--- START OF Extracted entries ---
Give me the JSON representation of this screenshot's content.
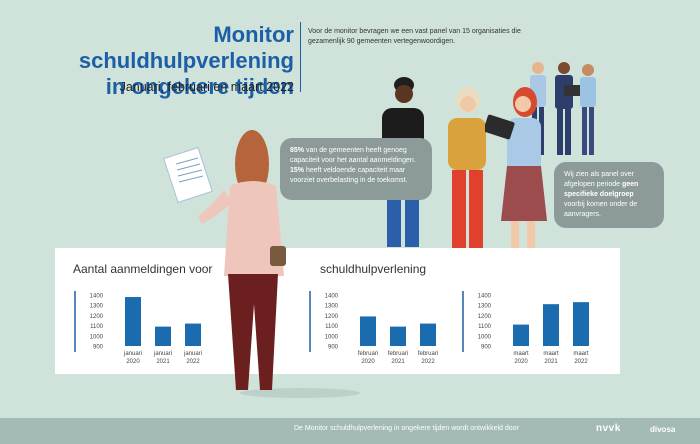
{
  "header": {
    "title_line1": "Monitor schuldhulpverlening",
    "title_line2": "in ongekere tijden",
    "subtitle": "Januari, februari en maart 2022",
    "intro": "Voor de monitor bevragen we een vast panel van 15 organisaties die gezamenlijk 90 gemeenten vertegenwoordigen."
  },
  "bubble1": {
    "pct1": "85%",
    "text1": " van de gemeenten heeft genoeg capaciteit voor het aantal aanmeldingen. ",
    "pct2": "15%",
    "text2": " heeft veldoende capaciteit maar voorziet overbelasting in de toekomst."
  },
  "bubble2": {
    "text1": "Wij zien als panel over afgelopen periode ",
    "bold": "geen specifieke doelgroep",
    "text2": " voorbij komen onder de aanvragers."
  },
  "panel": {
    "title_part1": "Aantal aanmeldingen voor",
    "title_part2": "schuldhulpverlening"
  },
  "chart_data": [
    {
      "type": "bar",
      "categories": [
        "januari 2020",
        "januari 2021",
        "januari 2022"
      ],
      "values": [
        1380,
        1090,
        1120
      ],
      "yticks": [
        1400,
        1300,
        1200,
        1100,
        1000,
        900
      ],
      "ylim": [
        900,
        1400
      ]
    },
    {
      "type": "bar",
      "categories": [
        "februari 2020",
        "februari 2021",
        "februari 2022"
      ],
      "values": [
        1190,
        1090,
        1120
      ],
      "yticks": [
        1400,
        1300,
        1200,
        1100,
        1000,
        900
      ],
      "ylim": [
        900,
        1400
      ]
    },
    {
      "type": "bar",
      "categories": [
        "maart 2020",
        "maart 2021",
        "maart 2022"
      ],
      "values": [
        1110,
        1310,
        1330
      ],
      "yticks": [
        1400,
        1300,
        1200,
        1100,
        1000,
        900
      ],
      "ylim": [
        900,
        1400
      ]
    }
  ],
  "colors": {
    "bar": "#1b6cae",
    "axis": "#1d5fa6",
    "background": "#cfe3da",
    "bubble": "#8c9a99"
  },
  "footer": {
    "text": "De Monitor schuldhulpverlening in ongekere tijden wordt ontwikkeld door",
    "logo1": "nvvk",
    "logo2": "divosa"
  }
}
--- END OF Extracted entries ---
Aim | Give back each entry exactly as it appears, with no pictures.

Exercise output |
Give me the JSON representation of this screenshot's content.
{
  "header": {
    "title_line1": "Monitor schuldhulpverlening",
    "title_line2": "in ongekere tijden",
    "subtitle": "Januari, februari en maart 2022",
    "intro": "Voor de monitor bevragen we een vast panel van 15 organisaties die gezamenlijk 90 gemeenten vertegenwoordigen."
  },
  "bubble1": {
    "pct1": "85%",
    "text1": " van de gemeenten heeft genoeg capaciteit voor het aantal aanmeldingen. ",
    "pct2": "15%",
    "text2": " heeft veldoende capaciteit maar voorziet overbelasting in de toekomst."
  },
  "bubble2": {
    "text1": "Wij zien als panel over afgelopen periode ",
    "bold": "geen specifieke doelgroep",
    "text2": " voorbij komen onder de aanvragers."
  },
  "panel": {
    "title_part1": "Aantal aanmeldingen voor",
    "title_part2": "schuldhulpverlening"
  },
  "chart_data": [
    {
      "type": "bar",
      "categories": [
        "januari 2020",
        "januari 2021",
        "januari 2022"
      ],
      "values": [
        1380,
        1090,
        1120
      ],
      "yticks": [
        1400,
        1300,
        1200,
        1100,
        1000,
        900
      ],
      "ylim": [
        900,
        1400
      ]
    },
    {
      "type": "bar",
      "categories": [
        "februari 2020",
        "februari 2021",
        "februari 2022"
      ],
      "values": [
        1190,
        1090,
        1120
      ],
      "yticks": [
        1400,
        1300,
        1200,
        1100,
        1000,
        900
      ],
      "ylim": [
        900,
        1400
      ]
    },
    {
      "type": "bar",
      "categories": [
        "maart 2020",
        "maart 2021",
        "maart 2022"
      ],
      "values": [
        1110,
        1310,
        1330
      ],
      "yticks": [
        1400,
        1300,
        1200,
        1100,
        1000,
        900
      ],
      "ylim": [
        900,
        1400
      ]
    }
  ],
  "colors": {
    "bar": "#1b6cae",
    "axis": "#1d5fa6",
    "background": "#cfe3da",
    "bubble": "#8c9a99"
  },
  "footer": {
    "text": "De Monitor schuldhulpverlening in ongekere tijden wordt ontwikkeld door",
    "logo1": "nvvk",
    "logo2": "divosa"
  }
}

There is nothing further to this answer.